**EXERCISE PROMPT**
Write out the material exactly, leaving every picture behind.

Dataset rows about figures
◇ ◇ ◇ ◇ ◇
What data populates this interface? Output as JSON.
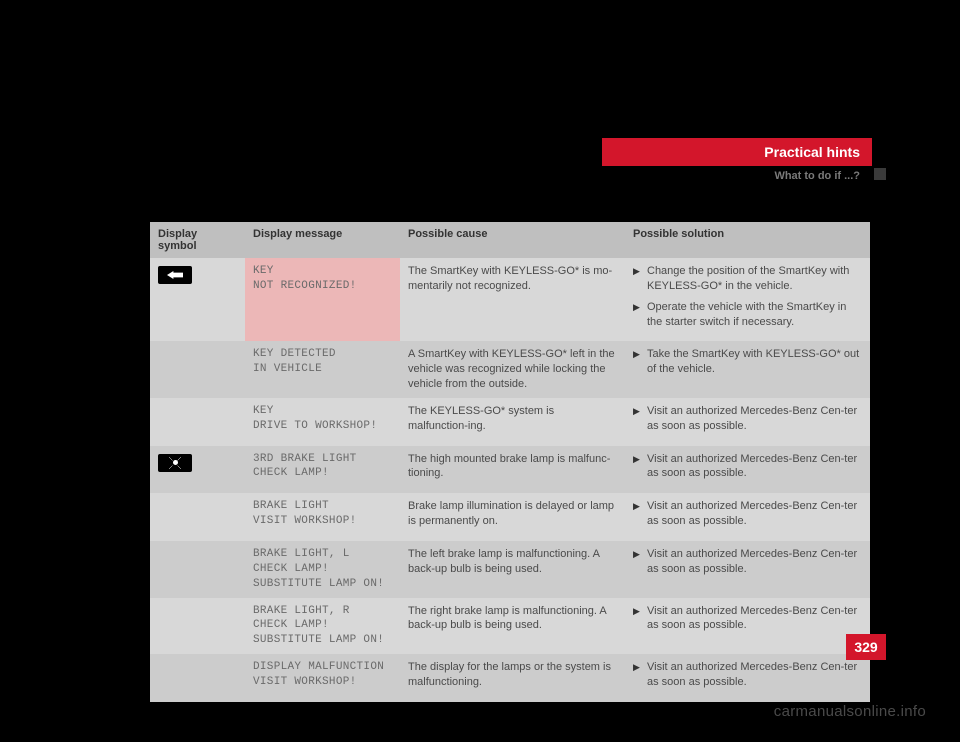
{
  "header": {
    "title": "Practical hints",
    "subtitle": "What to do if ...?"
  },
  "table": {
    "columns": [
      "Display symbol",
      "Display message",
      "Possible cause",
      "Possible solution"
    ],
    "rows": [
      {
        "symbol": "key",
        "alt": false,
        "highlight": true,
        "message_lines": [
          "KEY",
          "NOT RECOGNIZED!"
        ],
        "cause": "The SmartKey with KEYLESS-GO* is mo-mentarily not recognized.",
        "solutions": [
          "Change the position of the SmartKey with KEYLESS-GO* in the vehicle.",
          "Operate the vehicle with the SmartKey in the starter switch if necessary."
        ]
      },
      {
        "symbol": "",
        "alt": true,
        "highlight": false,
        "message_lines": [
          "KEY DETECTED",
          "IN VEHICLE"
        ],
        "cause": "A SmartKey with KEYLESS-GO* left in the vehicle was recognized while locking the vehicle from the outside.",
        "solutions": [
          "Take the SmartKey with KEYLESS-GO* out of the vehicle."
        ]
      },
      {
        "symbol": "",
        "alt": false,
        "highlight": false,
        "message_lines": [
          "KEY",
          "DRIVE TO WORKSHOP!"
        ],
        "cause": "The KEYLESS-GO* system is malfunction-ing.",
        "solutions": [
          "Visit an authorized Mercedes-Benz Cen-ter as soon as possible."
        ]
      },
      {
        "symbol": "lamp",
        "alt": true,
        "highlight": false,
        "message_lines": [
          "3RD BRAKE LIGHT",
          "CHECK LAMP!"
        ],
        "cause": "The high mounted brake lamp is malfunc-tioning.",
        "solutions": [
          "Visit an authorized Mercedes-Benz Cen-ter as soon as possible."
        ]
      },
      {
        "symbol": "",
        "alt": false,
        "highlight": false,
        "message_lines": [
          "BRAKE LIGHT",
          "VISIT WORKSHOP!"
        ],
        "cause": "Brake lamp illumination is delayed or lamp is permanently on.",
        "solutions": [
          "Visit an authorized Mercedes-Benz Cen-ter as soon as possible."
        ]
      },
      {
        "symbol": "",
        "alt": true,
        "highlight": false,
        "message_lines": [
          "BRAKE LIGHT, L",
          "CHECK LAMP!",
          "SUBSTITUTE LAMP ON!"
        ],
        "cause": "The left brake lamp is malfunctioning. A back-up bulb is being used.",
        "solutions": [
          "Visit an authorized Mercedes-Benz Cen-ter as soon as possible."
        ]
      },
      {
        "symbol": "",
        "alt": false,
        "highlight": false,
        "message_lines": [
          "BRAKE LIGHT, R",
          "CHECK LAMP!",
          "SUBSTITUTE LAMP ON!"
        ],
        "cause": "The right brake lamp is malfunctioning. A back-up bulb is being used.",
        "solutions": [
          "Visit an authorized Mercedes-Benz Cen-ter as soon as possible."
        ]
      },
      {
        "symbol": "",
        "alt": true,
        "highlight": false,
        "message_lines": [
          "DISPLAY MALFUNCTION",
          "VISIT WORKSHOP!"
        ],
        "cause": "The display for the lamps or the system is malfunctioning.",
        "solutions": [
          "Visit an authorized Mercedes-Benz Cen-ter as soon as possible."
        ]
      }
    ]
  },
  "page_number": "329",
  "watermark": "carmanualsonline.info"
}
◇ ◇ ◇ ◇ ◇
**FINAL RESULT**
What data populates this interface? Output as JSON.
{
  "header": {
    "title": "Practical hints",
    "subtitle": "What to do if ...?"
  },
  "table": {
    "columns": [
      "Display symbol",
      "Display message",
      "Possible cause",
      "Possible solution"
    ],
    "rows": [
      {
        "symbol": "key",
        "alt": false,
        "highlight": true,
        "message_lines": [
          "KEY",
          "NOT RECOGNIZED!"
        ],
        "cause": "The SmartKey with KEYLESS-GO* is mo-mentarily not recognized.",
        "solutions": [
          "Change the position of the SmartKey with KEYLESS-GO* in the vehicle.",
          "Operate the vehicle with the SmartKey in the starter switch if necessary."
        ]
      },
      {
        "symbol": "",
        "alt": true,
        "highlight": false,
        "message_lines": [
          "KEY DETECTED",
          "IN VEHICLE"
        ],
        "cause": "A SmartKey with KEYLESS-GO* left in the vehicle was recognized while locking the vehicle from the outside.",
        "solutions": [
          "Take the SmartKey with KEYLESS-GO* out of the vehicle."
        ]
      },
      {
        "symbol": "",
        "alt": false,
        "highlight": false,
        "message_lines": [
          "KEY",
          "DRIVE TO WORKSHOP!"
        ],
        "cause": "The KEYLESS-GO* system is malfunction-ing.",
        "solutions": [
          "Visit an authorized Mercedes-Benz Cen-ter as soon as possible."
        ]
      },
      {
        "symbol": "lamp",
        "alt": true,
        "highlight": false,
        "message_lines": [
          "3RD BRAKE LIGHT",
          "CHECK LAMP!"
        ],
        "cause": "The high mounted brake lamp is malfunc-tioning.",
        "solutions": [
          "Visit an authorized Mercedes-Benz Cen-ter as soon as possible."
        ]
      },
      {
        "symbol": "",
        "alt": false,
        "highlight": false,
        "message_lines": [
          "BRAKE LIGHT",
          "VISIT WORKSHOP!"
        ],
        "cause": "Brake lamp illumination is delayed or lamp is permanently on.",
        "solutions": [
          "Visit an authorized Mercedes-Benz Cen-ter as soon as possible."
        ]
      },
      {
        "symbol": "",
        "alt": true,
        "highlight": false,
        "message_lines": [
          "BRAKE LIGHT, L",
          "CHECK LAMP!",
          "SUBSTITUTE LAMP ON!"
        ],
        "cause": "The left brake lamp is malfunctioning. A back-up bulb is being used.",
        "solutions": [
          "Visit an authorized Mercedes-Benz Cen-ter as soon as possible."
        ]
      },
      {
        "symbol": "",
        "alt": false,
        "highlight": false,
        "message_lines": [
          "BRAKE LIGHT, R",
          "CHECK LAMP!",
          "SUBSTITUTE LAMP ON!"
        ],
        "cause": "The right brake lamp is malfunctioning. A back-up bulb is being used.",
        "solutions": [
          "Visit an authorized Mercedes-Benz Cen-ter as soon as possible."
        ]
      },
      {
        "symbol": "",
        "alt": true,
        "highlight": false,
        "message_lines": [
          "DISPLAY MALFUNCTION",
          "VISIT WORKSHOP!"
        ],
        "cause": "The display for the lamps or the system is malfunctioning.",
        "solutions": [
          "Visit an authorized Mercedes-Benz Cen-ter as soon as possible."
        ]
      }
    ]
  },
  "page_number": "329",
  "watermark": "carmanualsonline.info"
}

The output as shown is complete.